Given data:
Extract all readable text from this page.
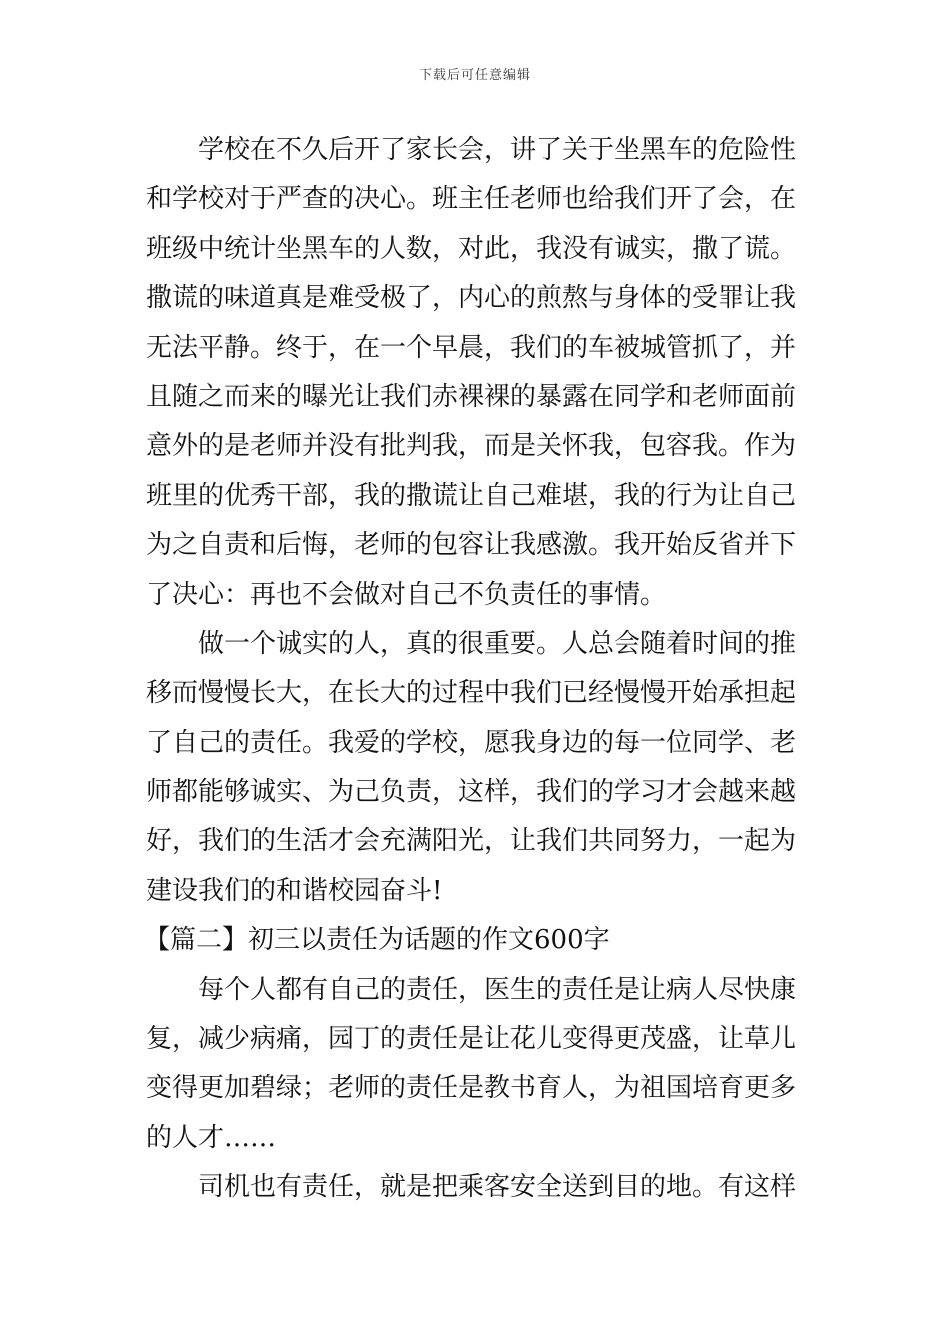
下载后可任意编辑
学校在不久后开了家长会，讲了关于坐黑车的危险性
和学校对于严查的决心。班主任老师也给我们开了会，在
班级中统计坐黑车的人数，对此，我没有诚实，撒了谎。
撒谎的味道真是难受极了，内心的煎熬与身体的受罪让我
无法平静。终于，在一个早晨，我们的车被城管抓了，并
且随之而来的曝光让我们赤裸裸的暴露在同学和老师面前
意外的是老师并没有批判我，而是关怀我，包容我。作为
班里的优秀干部，我的撒谎让自己难堪，我的行为让自己
为之自责和后悔，老师的包容让我感激。我开始反省并下
了决心：再也不会做对自己不负责任的事情。
做一个诚实的人，真的很重要。人总会随着时间的推
移而慢慢长大，在长大的过程中我们已经慢慢开始承担起
了自己的责任。我爱的学校，愿我身边的每一位同学、老
师都能够诚实、为己负责，这样，我们的学习才会越来越
好，我们的生活才会充满阳光，让我们共同努力，一起为
建设我们的和谐校园奋斗!
【篇二】初三以责任为话题的作文600字
每个人都有自己的责任，医生的责任是让病人尽快康
复，减少病痛，园丁的责任是让花儿变得更茂盛，让草儿
变得更加碧绿；老师的责任是教书育人，为祖国培育更多
的人才……
司机也有责任，就是把乘客安全送到目的地。有这样
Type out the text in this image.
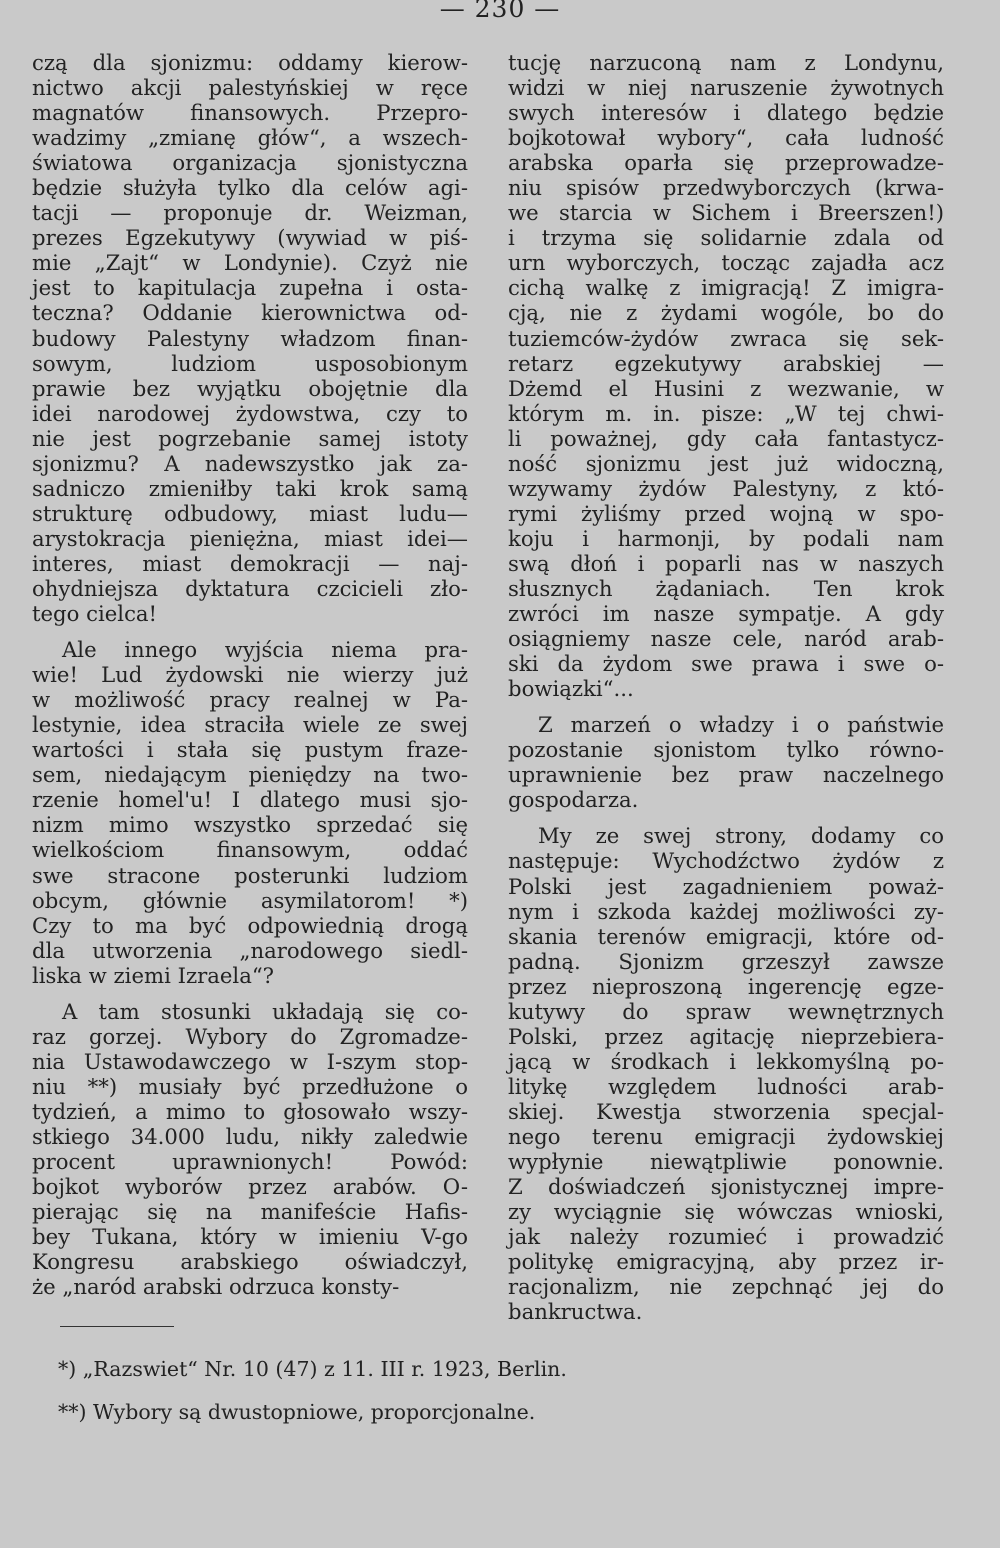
— 230 —
czą dla sjonizmu: oddamy kierow-
nictwo akcji palestyńskiej w ręce
magnatów finansowych. Przepro-
wadzimy „zmianę głów“, a wszech-
światowa organizacja sjonistyczna
będzie służyła tylko dla celów agi-
tacji — proponuje dr. Weizman,
prezes Egzekutywy (wywiad w piś-
mie „Zajt“ w Londynie). Czyż nie
jest to kapitulacja zupełna i osta-
teczna? Oddanie kierownictwa od-
budowy Palestyny władzom finan-
sowym, ludziom usposobionym
prawie bez wyjątku obojętnie dla
idei narodowej żydowstwa, czy to
nie jest pogrzebanie samej istoty
sjonizmu? A nadewszystko jak za-
sadniczo zmieniłby taki krok samą
strukturę odbudowy, miast ludu—
arystokracja pieniężna, miast idei—
interes, miast demokracji — naj-
ohydniejsza dyktatura czcicieli zło-
tego cielca!
Ale innego wyjścia niema pra-
wie! Lud żydowski nie wierzy już
w możliwość pracy realnej w Pa-
lestynie, idea straciła wiele ze swej
wartości i stała się pustym fraze-
sem, niedającym pieniędzy na two-
rzenie homel'u! I dlatego musi sjo-
nizm mimo wszystko sprzedać się
wielkościom finansowym, oddać
swe stracone posterunki ludziom
obcym, głównie asymilatorom! *)
Czy to ma być odpowiednią drogą
dla utworzenia „narodowego siedl-
liska w ziemi Izraela“?
A tam stosunki układają się co-
raz gorzej. Wybory do Zgromadze-
nia Ustawodawczego w I-szym stop-
niu **) musiały być przedłużone o
tydzień, a mimo to głosowało wszy-
stkiego 34.000 ludu, nikły zaledwie
procent uprawnionych! Powód:
bojkot wyborów przez arabów. O-
pierając się na manifeście Hafis-
bey Tukana, który w imieniu V-go
Kongresu arabskiego oświadczył,
że „naród arabski odrzuca konsty-
tucję narzuconą nam z Londynu,
widzi w niej naruszenie żywotnych
swych interesów i dlatego będzie
bojkotował wybory“, cała ludność
arabska oparła się przeprowadze-
niu spisów przedwyborczych (krwa-
we starcia w Sichem i Breerszen!)
i trzyma się solidarnie zdala od
urn wyborczych, tocząc zajadła acz
cichą walkę z imigracją! Z imigra-
cją, nie z żydami wogóle, bo do
tuziemców-żydów zwraca się sek-
retarz egzekutywy arabskiej —
Dżemd el Husini z wezwanie, w
którym m. in. pisze: „W tej chwi-
li poważnej, gdy cała fantastycz-
ność sjonizmu jest już widoczną,
wzywamy żydów Palestyny, z któ-
rymi żyliśmy przed wojną w spo-
koju i harmonji, by podali nam
swą dłoń i poparli nas w naszych
słusznych żądaniach. Ten krok
zwróci im nasze sympatje. A gdy
osiągniemy nasze cele, naród arab-
ski da żydom swe prawa i swe o-
bowiązki“...
Z marzeń o władzy i o państwie
pozostanie sjonistom tylko równo-
uprawnienie bez praw naczelnego
gospodarza.
My ze swej strony, dodamy co
następuje: Wychodźctwo żydów z
Polski jest zagadnieniem poważ-
nym i szkoda każdej możliwości zy-
skania terenów emigracji, które od-
padną. Sjonizm grzeszył zawsze
przez nieproszoną ingerencję egze-
kutywy do spraw wewnętrznych
Polski, przez agitację nieprzebiera-
jącą w środkach i lekkomyślną po-
litykę względem ludności arab-
skiej. Kwestja stworzenia specjal-
nego terenu emigracji żydowskiej
wypłynie niewątpliwie ponownie.
Z doświadczeń sjonistycznej impre-
zy wyciągnie się wówczas wnioski,
jak należy rozumieć i prowadzić
politykę emigracyjną, aby przez ir-
racjonalizm, nie zepchnąć jej do
bankructwa.
*) „Razswiet“ Nr. 10 (47) z 11. III r. 1923, Berlin.
**) Wybory są dwustopniowe, proporcjonalne.
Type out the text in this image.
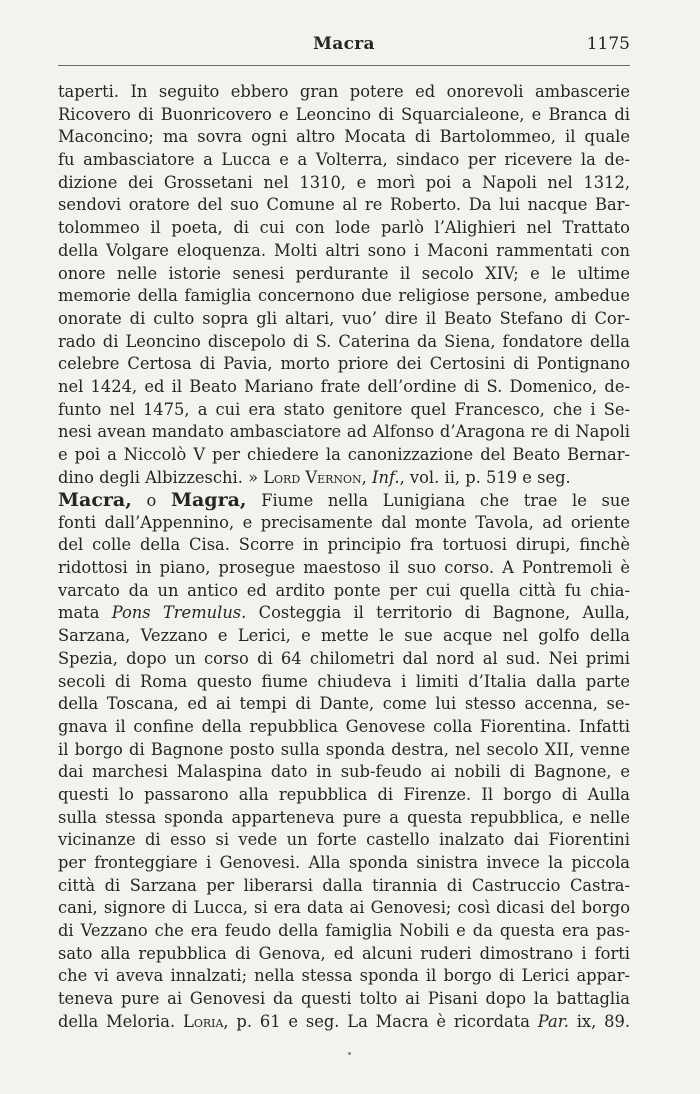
Macra	1175
taperti. In seguito ebbero gran potere ed onorevoli ambascerie
Ricovero di Buonricovero e Leoncino di Squarcialeone, e Branca di
Maconcino; ma sovra ogni altro Mocata di Bartolommeo, il quale
fu ambasciatore a Lucca e a Volterra, sindaco per ricevere la de-
dizione dei Grossetani nel 1310, e morì poi a Napoli nel 1312,
sendovi oratore del suo Comune al re Roberto. Da lui nacque Bar-
tolommeo il poeta, di cui con lode parlò l’Alighieri nel Trattato
della Volgare eloquenza. Molti altri sono i Maconi rammentati con
onore nelle istorie senesi perdurante il secolo XIV; e le ultime
memorie della famiglia concernono due religiose persone, ambedue
onorate di culto sopra gli altari, vuo’ dire il Beato Stefano di Cor-
rado di Leoncino discepolo di S. Caterina da Siena, fondatore della
celebre Certosa di Pavia, morto priore dei Certosini di Pontignano
nel 1424, ed il Beato Mariano frate dell’ordine di S. Domenico, de-
funto nel 1475, a cui era stato genitore quel Francesco, che i Se-
nesi avean mandato ambasciatore ad Alfonso d’Aragona re di Napoli
e poi a Niccolò V per chiedere la canonizzazione del Beato Bernar-
dino degli Albizzeschi. » Lord Vernon, Inf., vol. ii, p. 519 e seg.
Macra, o Magra, Fiume nella Lunigiana che trae le sue
fonti dall’Appennino, e precisamente dal monte Tavola, ad oriente
del colle della Cisa. Scorre in principio fra tortuosi dirupi, finchè
ridottosi in piano, prosegue maestoso il suo corso. A Pontremoli è
varcato da un antico ed ardito ponte per cui quella città fu chia-
mata Pons Tremulus. Costeggia il territorio di Bagnone, Aulla,
Sarzana, Vezzano e Lerici, e mette le sue acque nel golfo della
Spezia, dopo un corso di 64 chilometri dal nord al sud. Nei primi
secoli di Roma questo fiume chiudeva i limiti d’Italia dalla parte
della Toscana, ed ai tempi di Dante, come lui stesso accenna, se-
gnava il confine della repubblica Genovese colla Fiorentina. Infatti
il borgo di Bagnone posto sulla sponda destra, nel secolo XII, venne
dai marchesi Malaspina dato in sub-feudo ai nobili di Bagnone, e
questi lo passarono alla repubblica di Firenze. Il borgo di Aulla
sulla stessa sponda apparteneva pure a questa repubblica, e nelle
vicinanze di esso si vede un forte castello inalzato dai Fiorentini
per fronteggiare i Genovesi. Alla sponda sinistra invece la piccola
città di Sarzana per liberarsi dalla tirannia di Castruccio Castra-
cani, signore di Lucca, si era data ai Genovesi; così dicasi del borgo
di Vezzano che era feudo della famiglia Nobili e da questa era pas-
sato alla repubblica di Genova, ed alcuni ruderi dimostrano i forti
che vi aveva innalzati; nella stessa sponda il borgo di Lerici appar-
teneva pure ai Genovesi da questi tolto ai Pisani dopo la battaglia
della Meloria. Loria, p. 61 e seg. La Macra è ricordata Par. ix, 89.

Task brief: Say how many lines in the records contain the string "swej", and say nothing else.

The solution: 2